### WHAT THIS TASK INVOLVES
Your reply should be a single number: how many lines contain the string "beside".

### PROVIDED INFORMATION
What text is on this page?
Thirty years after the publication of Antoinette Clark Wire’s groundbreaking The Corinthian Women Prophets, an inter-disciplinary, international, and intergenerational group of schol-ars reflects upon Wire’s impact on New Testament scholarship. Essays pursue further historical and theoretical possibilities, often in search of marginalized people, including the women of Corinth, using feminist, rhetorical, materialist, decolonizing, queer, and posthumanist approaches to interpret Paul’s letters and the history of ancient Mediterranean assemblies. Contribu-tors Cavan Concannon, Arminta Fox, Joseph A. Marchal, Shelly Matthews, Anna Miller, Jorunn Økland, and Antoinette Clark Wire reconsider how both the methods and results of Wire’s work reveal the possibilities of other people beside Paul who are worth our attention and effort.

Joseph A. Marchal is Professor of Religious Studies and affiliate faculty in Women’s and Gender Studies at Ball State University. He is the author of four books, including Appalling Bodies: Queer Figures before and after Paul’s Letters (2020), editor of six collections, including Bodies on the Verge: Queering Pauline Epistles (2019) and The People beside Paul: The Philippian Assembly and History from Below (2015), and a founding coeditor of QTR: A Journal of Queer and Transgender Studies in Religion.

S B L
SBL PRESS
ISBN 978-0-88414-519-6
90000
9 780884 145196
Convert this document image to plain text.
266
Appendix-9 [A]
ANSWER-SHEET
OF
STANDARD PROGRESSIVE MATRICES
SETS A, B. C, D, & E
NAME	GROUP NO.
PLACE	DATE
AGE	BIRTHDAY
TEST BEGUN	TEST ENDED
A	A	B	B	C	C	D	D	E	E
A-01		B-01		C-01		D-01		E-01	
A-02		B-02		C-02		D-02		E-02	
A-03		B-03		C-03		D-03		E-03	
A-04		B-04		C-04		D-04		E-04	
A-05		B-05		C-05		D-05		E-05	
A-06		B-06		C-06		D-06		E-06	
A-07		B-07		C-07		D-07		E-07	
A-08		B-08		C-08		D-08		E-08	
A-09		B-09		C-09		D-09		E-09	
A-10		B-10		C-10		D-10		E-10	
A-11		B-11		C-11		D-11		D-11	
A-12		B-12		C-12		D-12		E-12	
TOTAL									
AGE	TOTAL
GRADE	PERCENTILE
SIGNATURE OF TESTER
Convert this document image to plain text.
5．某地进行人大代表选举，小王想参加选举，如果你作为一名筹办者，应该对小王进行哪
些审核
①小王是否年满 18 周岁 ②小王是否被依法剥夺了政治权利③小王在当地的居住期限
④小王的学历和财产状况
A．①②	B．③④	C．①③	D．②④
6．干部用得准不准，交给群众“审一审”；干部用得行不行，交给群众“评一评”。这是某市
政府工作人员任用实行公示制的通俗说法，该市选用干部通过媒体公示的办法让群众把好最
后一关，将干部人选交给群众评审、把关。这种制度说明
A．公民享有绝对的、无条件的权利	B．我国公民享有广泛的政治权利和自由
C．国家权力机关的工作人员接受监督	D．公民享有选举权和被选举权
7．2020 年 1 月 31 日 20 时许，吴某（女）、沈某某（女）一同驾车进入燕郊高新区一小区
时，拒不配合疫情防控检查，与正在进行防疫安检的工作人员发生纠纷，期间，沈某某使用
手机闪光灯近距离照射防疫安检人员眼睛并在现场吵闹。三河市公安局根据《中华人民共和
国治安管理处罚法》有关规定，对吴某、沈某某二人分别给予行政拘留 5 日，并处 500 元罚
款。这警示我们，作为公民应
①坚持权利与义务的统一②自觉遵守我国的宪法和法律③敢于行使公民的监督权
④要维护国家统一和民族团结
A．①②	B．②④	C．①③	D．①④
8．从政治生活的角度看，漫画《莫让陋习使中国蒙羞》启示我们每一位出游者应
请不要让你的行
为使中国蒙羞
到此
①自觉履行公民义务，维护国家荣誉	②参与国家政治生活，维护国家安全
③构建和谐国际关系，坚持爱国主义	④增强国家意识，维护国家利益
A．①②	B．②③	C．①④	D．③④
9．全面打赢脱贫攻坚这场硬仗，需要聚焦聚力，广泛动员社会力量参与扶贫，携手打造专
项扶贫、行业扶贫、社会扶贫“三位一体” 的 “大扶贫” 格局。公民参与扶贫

### TASK OUTPUT
2